● AIM
Copy out all of the material exactly.
====== MATERIAL FOR THE TASK ======
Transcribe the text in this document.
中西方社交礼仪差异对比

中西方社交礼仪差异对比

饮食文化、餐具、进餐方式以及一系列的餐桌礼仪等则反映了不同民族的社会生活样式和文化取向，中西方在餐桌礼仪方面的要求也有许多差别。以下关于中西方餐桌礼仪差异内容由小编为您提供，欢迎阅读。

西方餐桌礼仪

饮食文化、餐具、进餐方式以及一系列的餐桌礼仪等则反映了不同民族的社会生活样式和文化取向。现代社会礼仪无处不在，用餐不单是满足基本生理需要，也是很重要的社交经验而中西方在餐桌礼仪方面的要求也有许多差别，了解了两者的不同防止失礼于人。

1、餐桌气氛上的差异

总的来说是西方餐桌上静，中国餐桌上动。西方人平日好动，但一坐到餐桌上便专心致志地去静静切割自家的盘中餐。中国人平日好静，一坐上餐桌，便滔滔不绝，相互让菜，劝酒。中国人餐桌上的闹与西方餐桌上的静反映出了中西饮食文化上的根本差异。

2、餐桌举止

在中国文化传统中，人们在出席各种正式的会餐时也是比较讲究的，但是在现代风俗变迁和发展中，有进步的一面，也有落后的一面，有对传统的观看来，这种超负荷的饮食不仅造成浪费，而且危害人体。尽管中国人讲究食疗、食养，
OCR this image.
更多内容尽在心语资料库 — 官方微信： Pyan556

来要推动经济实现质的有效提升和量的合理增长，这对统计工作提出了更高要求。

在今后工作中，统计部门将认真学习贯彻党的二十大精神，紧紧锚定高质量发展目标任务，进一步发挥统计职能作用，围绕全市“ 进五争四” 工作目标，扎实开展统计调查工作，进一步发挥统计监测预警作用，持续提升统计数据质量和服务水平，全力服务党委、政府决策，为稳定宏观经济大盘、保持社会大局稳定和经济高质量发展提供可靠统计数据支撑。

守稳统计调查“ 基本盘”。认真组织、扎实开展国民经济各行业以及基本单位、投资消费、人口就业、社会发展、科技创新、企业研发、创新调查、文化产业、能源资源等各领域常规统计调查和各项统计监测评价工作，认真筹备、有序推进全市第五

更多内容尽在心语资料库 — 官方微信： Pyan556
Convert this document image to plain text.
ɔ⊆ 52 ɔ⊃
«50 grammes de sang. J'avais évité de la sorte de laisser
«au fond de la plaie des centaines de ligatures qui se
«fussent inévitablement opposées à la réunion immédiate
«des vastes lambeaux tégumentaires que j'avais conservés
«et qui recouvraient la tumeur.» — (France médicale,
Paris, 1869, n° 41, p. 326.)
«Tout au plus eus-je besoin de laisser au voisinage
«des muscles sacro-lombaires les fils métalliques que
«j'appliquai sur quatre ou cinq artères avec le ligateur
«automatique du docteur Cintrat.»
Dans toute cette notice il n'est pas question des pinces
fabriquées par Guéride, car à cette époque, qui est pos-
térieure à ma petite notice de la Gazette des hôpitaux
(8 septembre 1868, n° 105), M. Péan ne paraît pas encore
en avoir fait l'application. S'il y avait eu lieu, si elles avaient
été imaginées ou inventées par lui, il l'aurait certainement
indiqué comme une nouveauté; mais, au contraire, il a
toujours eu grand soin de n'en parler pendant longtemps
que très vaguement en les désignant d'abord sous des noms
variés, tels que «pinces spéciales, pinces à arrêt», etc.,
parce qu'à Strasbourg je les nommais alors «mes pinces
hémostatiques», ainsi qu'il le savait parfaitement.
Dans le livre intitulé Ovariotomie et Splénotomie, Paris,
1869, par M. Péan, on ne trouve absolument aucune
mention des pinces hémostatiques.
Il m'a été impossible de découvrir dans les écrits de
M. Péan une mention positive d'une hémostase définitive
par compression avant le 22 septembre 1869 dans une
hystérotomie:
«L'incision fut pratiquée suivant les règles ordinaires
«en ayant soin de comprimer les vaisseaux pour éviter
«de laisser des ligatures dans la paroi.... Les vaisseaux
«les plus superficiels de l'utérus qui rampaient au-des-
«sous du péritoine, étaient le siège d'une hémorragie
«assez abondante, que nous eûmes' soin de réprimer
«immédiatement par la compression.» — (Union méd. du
======
● RESPONSE TO THIS EXERCISE
Transcribe the text in this document.
中西方社交礼仪差异对比

中西方社交礼仪差异对比

饮食文化、餐具、进餐方式以及一系列的餐桌礼仪等则反映了不同民族的社会生活样式和文化取向，中西方在餐桌礼仪方面的要求也有许多差别。以下关于中西方餐桌礼仪差异内容由小编为您提供，欢迎阅读。

西方餐桌礼仪

饮食文化、餐具、进餐方式以及一系列的餐桌礼仪等则反映了不同民族的社会生活样式和文化取向。现代社会礼仪无处不在，用餐不单是满足基本生理需要，也是很重要的社交经验而中西方在餐桌礼仪方面的要求也有许多差别，了解了两者的不同防止失礼于人。

1、餐桌气氛上的差异

总的来说是西方餐桌上静，中国餐桌上动。西方人平日好动，但一坐到餐桌上便专心致志地去静静切割自家的盘中餐。中国人平日好静，一坐上餐桌，便滔滔不绝，相互让菜，劝酒。中国人餐桌上的闹与西方餐桌上的静反映出了中西饮食文化上的根本差异。

2、餐桌举止

在中国文化传统中，人们在出席各种正式的会餐时也是比较讲究的，但是在现代风俗变迁和发展中，有进步的一面，也有落后的一面，有对传统的观看来，这种超负荷的饮食不仅造成浪费，而且危害人体。尽管中国人讲究食疗、食养，
OCR this image.
更多内容尽在心语资料库 — 官方微信： Pyan556

来要推动经济实现质的有效提升和量的合理增长，这对统计工作提出了更高要求。

在今后工作中，统计部门将认真学习贯彻党的二十大精神，紧紧锚定高质量发展目标任务，进一步发挥统计职能作用，围绕全市“ 进五争四” 工作目标，扎实开展统计调查工作，进一步发挥统计监测预警作用，持续提升统计数据质量和服务水平，全力服务党委、政府决策，为稳定宏观经济大盘、保持社会大局稳定和经济高质量发展提供可靠统计数据支撑。

守稳统计调查“ 基本盘”。认真组织、扎实开展国民经济各行业以及基本单位、投资消费、人口就业、社会发展、科技创新、企业研发、创新调查、文化产业、能源资源等各领域常规统计调查和各项统计监测评价工作，认真筹备、有序推进全市第五

更多内容尽在心语资料库 — 官方微信： Pyan556
Convert this document image to plain text.
ɔ⊆ 52 ɔ⊃
«50 grammes de sang. J'avais évité de la sorte de laisser
«au fond de la plaie des centaines de ligatures qui se
«fussent inévitablement opposées à la réunion immédiate
«des vastes lambeaux tégumentaires que j'avais conservés
«et qui recouvraient la tumeur.» — (France médicale,
Paris, 1869, n° 41, p. 326.)
«Tout au plus eus-je besoin de laisser au voisinage
«des muscles sacro-lombaires les fils métalliques que
«j'appliquai sur quatre ou cinq artères avec le ligateur
«automatique du docteur Cintrat.»
Dans toute cette notice il n'est pas question des pinces
fabriquées par Guéride, car à cette époque, qui est pos-
térieure à ma petite notice de la Gazette des hôpitaux
(8 septembre 1868, n° 105), M. Péan ne paraît pas encore
en avoir fait l'application. S'il y avait eu lieu, si elles avaient
été imaginées ou inventées par lui, il l'aurait certainement
indiqué comme une nouveauté; mais, au contraire, il a
toujours eu grand soin de n'en parler pendant longtemps
que très vaguement en les désignant d'abord sous des noms
variés, tels que «pinces spéciales, pinces à arrêt», etc.,
parce qu'à Strasbourg je les nommais alors «mes pinces
hémostatiques», ainsi qu'il le savait parfaitement.
Dans le livre intitulé Ovariotomie et Splénotomie, Paris,
1869, par M. Péan, on ne trouve absolument aucune
mention des pinces hémostatiques.
Il m'a été impossible de découvrir dans les écrits de
M. Péan une mention positive d'une hémostase définitive
par compression avant le 22 septembre 1869 dans une
hystérotomie:
«L'incision fut pratiquée suivant les règles ordinaires
«en ayant soin de comprimer les vaisseaux pour éviter
«de laisser des ligatures dans la paroi.... Les vaisseaux
«les plus superficiels de l'utérus qui rampaient au-des-
«sous du péritoine, étaient le siège d'une hémorragie
«assez abondante, que nous eûmes' soin de réprimer
«immédiatement par la compression.» — (Union méd. du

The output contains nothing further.